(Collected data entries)
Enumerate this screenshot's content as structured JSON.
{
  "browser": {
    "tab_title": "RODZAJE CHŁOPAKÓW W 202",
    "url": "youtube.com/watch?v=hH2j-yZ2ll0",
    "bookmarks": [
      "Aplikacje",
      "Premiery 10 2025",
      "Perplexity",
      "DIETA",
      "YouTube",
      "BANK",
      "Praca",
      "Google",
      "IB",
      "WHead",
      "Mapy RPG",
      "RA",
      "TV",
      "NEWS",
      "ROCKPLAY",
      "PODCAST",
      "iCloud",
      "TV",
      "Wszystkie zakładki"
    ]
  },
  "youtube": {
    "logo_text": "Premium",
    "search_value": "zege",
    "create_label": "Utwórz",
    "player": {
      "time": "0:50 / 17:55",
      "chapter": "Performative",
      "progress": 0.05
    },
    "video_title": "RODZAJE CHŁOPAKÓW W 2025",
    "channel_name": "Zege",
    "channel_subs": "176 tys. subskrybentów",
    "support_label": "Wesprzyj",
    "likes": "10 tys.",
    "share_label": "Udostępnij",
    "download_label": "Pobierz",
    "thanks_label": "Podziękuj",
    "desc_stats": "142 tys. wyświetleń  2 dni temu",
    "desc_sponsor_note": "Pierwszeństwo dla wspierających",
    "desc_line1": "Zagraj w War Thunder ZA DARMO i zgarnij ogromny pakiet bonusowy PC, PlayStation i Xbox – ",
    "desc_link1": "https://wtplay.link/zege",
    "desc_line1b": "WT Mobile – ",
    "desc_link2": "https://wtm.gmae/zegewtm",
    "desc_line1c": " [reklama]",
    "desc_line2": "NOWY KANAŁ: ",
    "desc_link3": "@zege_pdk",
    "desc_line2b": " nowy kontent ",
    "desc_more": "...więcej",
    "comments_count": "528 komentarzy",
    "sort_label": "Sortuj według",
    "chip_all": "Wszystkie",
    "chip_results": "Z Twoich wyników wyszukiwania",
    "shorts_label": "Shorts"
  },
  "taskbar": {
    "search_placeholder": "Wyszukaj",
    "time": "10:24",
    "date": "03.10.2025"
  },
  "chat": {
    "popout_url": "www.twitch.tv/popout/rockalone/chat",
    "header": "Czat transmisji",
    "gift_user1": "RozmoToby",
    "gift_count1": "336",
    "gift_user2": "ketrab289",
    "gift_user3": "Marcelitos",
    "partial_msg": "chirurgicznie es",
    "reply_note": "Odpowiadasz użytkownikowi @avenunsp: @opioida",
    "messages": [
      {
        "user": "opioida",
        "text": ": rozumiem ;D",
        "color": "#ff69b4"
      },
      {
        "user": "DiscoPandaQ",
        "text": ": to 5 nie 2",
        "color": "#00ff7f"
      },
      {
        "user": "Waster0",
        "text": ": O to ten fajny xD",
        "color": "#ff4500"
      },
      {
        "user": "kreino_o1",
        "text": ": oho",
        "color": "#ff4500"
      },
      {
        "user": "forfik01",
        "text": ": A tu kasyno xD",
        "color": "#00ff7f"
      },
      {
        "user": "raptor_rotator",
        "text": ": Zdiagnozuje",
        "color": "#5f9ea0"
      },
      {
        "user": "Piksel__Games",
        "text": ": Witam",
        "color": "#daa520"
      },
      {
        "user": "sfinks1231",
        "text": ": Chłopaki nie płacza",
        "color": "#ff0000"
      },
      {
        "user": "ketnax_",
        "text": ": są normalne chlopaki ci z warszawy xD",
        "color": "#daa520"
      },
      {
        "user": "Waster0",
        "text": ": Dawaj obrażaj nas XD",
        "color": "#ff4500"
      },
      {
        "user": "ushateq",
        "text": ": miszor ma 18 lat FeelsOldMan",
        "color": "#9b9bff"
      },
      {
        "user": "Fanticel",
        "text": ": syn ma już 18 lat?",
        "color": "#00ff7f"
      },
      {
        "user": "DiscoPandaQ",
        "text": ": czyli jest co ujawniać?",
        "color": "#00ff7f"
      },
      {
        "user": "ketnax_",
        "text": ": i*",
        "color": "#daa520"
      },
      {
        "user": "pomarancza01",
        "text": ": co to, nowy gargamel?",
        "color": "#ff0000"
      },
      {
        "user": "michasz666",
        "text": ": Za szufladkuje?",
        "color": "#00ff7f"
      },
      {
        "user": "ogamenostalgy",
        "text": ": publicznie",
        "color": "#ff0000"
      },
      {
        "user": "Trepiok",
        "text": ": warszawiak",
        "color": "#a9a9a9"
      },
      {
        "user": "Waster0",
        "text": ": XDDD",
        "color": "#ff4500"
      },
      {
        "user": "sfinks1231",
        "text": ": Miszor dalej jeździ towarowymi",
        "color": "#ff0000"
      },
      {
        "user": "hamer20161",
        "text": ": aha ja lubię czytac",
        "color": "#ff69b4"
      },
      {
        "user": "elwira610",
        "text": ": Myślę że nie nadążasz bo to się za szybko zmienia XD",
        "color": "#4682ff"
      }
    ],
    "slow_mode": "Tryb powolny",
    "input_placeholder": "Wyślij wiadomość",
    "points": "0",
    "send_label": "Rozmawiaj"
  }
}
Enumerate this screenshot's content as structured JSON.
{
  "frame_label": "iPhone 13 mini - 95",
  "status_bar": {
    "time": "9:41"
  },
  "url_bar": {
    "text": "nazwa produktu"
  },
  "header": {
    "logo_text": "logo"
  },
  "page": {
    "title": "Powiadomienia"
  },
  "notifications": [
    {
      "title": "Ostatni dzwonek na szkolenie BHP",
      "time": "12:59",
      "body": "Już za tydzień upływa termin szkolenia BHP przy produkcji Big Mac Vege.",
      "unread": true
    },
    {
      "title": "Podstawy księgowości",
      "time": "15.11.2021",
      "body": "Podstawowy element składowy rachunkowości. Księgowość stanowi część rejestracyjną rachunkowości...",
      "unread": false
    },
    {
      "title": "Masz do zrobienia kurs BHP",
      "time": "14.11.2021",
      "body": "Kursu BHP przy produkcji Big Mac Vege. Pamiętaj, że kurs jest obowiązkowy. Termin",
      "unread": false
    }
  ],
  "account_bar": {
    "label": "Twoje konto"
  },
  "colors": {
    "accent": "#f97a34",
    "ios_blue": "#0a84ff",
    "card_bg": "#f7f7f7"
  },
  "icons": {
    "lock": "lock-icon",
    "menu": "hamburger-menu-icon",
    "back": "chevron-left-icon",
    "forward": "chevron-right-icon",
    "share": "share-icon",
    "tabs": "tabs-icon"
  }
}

→ **Work instructions**: Return the material in full, exactly as shown.

→ **The response**:
Enumerate this screenshot's content as structured JSON.
{
  "browser": {
    "tab_title": "RODZAJE CHŁOPAKÓW W 202",
    "url": "youtube.com/watch?v=hH2j-yZ2ll0",
    "bookmarks": [
      "Aplikacje",
      "Premiery 10 2025",
      "Perplexity",
      "DIETA",
      "YouTube",
      "BANK",
      "Praca",
      "Google",
      "IB",
      "WHead",
      "Mapy RPG",
      "RA",
      "TV",
      "NEWS",
      "ROCKPLAY",
      "PODCAST",
      "iCloud",
      "TV",
      "Wszystkie zakładki"
    ]
  },
  "youtube": {
    "logo_text": "Premium",
    "search_value": "zege",
    "create_label": "Utwórz",
    "player": {
      "time": "0:50 / 17:55",
      "chapter": "Performative",
      "progress": 0.05
    },
    "video_title": "RODZAJE CHŁOPAKÓW W 2025",
    "channel_name": "Zege",
    "channel_subs": "176 tys. subskrybentów",
    "support_label": "Wesprzyj",
    "likes": "10 tys.",
    "share_label": "Udostępnij",
    "download_label": "Pobierz",
    "thanks_label": "Podziękuj",
    "desc_stats": "142 tys. wyświetleń  2 dni temu",
    "desc_sponsor_note": "Pierwszeństwo dla wspierających",
    "desc_line1": "Zagraj w War Thunder ZA DARMO i zgarnij ogromny pakiet bonusowy PC, PlayStation i Xbox – ",
    "desc_link1": "https://wtplay.link/zege",
    "desc_line1b": "WT Mobile – ",
    "desc_link2": "https://wtm.gmae/zegewtm",
    "desc_line1c": " [reklama]",
    "desc_line2": "NOWY KANAŁ: ",
    "desc_link3": "@zege_pdk",
    "desc_line2b": " nowy kontent ",
    "desc_more": "...więcej",
    "comments_count": "528 komentarzy",
    "sort_label": "Sortuj według",
    "chip_all": "Wszystkie",
    "chip_results": "Z Twoich wyników wyszukiwania",
    "shorts_label": "Shorts"
  },
  "taskbar": {
    "search_placeholder": "Wyszukaj",
    "time": "10:24",
    "date": "03.10.2025"
  },
  "chat": {
    "popout_url": "www.twitch.tv/popout/rockalone/chat",
    "header": "Czat transmisji",
    "gift_user1": "RozmoToby",
    "gift_count1": "336",
    "gift_user2": "ketrab289",
    "gift_user3": "Marcelitos",
    "partial_msg": "chirurgicznie es",
    "reply_note": "Odpowiadasz użytkownikowi @avenunsp: @opioida",
    "messages": [
      {
        "user": "opioida",
        "text": ": rozumiem ;D",
        "color": "#ff69b4"
      },
      {
        "user": "DiscoPandaQ",
        "text": ": to 5 nie 2",
        "color": "#00ff7f"
      },
      {
        "user": "Waster0",
        "text": ": O to ten fajny xD",
        "color": "#ff4500"
      },
      {
        "user": "kreino_o1",
        "text": ": oho",
        "color": "#ff4500"
      },
      {
        "user": "forfik01",
        "text": ": A tu kasyno xD",
        "color": "#00ff7f"
      },
      {
        "user": "raptor_rotator",
        "text": ": Zdiagnozuje",
        "color": "#5f9ea0"
      },
      {
        "user": "Piksel__Games",
        "text": ": Witam",
        "color": "#daa520"
      },
      {
        "user": "sfinks1231",
        "text": ": Chłopaki nie płacza",
        "color": "#ff0000"
      },
      {
        "user": "ketnax_",
        "text": ": są normalne chlopaki ci z warszawy xD",
        "color": "#daa520"
      },
      {
        "user": "Waster0",
        "text": ": Dawaj obrażaj nas XD",
        "color": "#ff4500"
      },
      {
        "user": "ushateq",
        "text": ": miszor ma 18 lat FeelsOldMan",
        "color": "#9b9bff"
      },
      {
        "user": "Fanticel",
        "text": ": syn ma już 18 lat?",
        "color": "#00ff7f"
      },
      {
        "user": "DiscoPandaQ",
        "text": ": czyli jest co ujawniać?",
        "color": "#00ff7f"
      },
      {
        "user": "ketnax_",
        "text": ": i*",
        "color": "#daa520"
      },
      {
        "user": "pomarancza01",
        "text": ": co to, nowy gargamel?",
        "color": "#ff0000"
      },
      {
        "user": "michasz666",
        "text": ": Za szufladkuje?",
        "color": "#00ff7f"
      },
      {
        "user": "ogamenostalgy",
        "text": ": publicznie",
        "color": "#ff0000"
      },
      {
        "user": "Trepiok",
        "text": ": warszawiak",
        "color": "#a9a9a9"
      },
      {
        "user": "Waster0",
        "text": ": XDDD",
        "color": "#ff4500"
      },
      {
        "user": "sfinks1231",
        "text": ": Miszor dalej jeździ towarowymi",
        "color": "#ff0000"
      },
      {
        "user": "hamer20161",
        "text": ": aha ja lubię czytac",
        "color": "#ff69b4"
      },
      {
        "user": "elwira610",
        "text": ": Myślę że nie nadążasz bo to się za szybko zmienia XD",
        "color": "#4682ff"
      }
    ],
    "slow_mode": "Tryb powolny",
    "input_placeholder": "Wyślij wiadomość",
    "points": "0",
    "send_label": "Rozmawiaj"
  }
}
Enumerate this screenshot's content as structured JSON.
{
  "frame_label": "iPhone 13 mini - 95",
  "status_bar": {
    "time": "9:41"
  },
  "url_bar": {
    "text": "nazwa produktu"
  },
  "header": {
    "logo_text": "logo"
  },
  "page": {
    "title": "Powiadomienia"
  },
  "notifications": [
    {
      "title": "Ostatni dzwonek na szkolenie BHP",
      "time": "12:59",
      "body": "Już za tydzień upływa termin szkolenia BHP przy produkcji Big Mac Vege.",
      "unread": true
    },
    {
      "title": "Podstawy księgowości",
      "time": "15.11.2021",
      "body": "Podstawowy element składowy rachunkowości. Księgowość stanowi część rejestracyjną rachunkowości...",
      "unread": false
    },
    {
      "title": "Masz do zrobienia kurs BHP",
      "time": "14.11.2021",
      "body": "Kursu BHP przy produkcji Big Mac Vege. Pamiętaj, że kurs jest obowiązkowy. Termin",
      "unread": false
    }
  ],
  "account_bar": {
    "label": "Twoje konto"
  },
  "colors": {
    "accent": "#f97a34",
    "ios_blue": "#0a84ff",
    "card_bg": "#f7f7f7"
  },
  "icons": {
    "lock": "lock-icon",
    "menu": "hamburger-menu-icon",
    "back": "chevron-left-icon",
    "forward": "chevron-right-icon",
    "share": "share-icon",
    "tabs": "tabs-icon"
  }
}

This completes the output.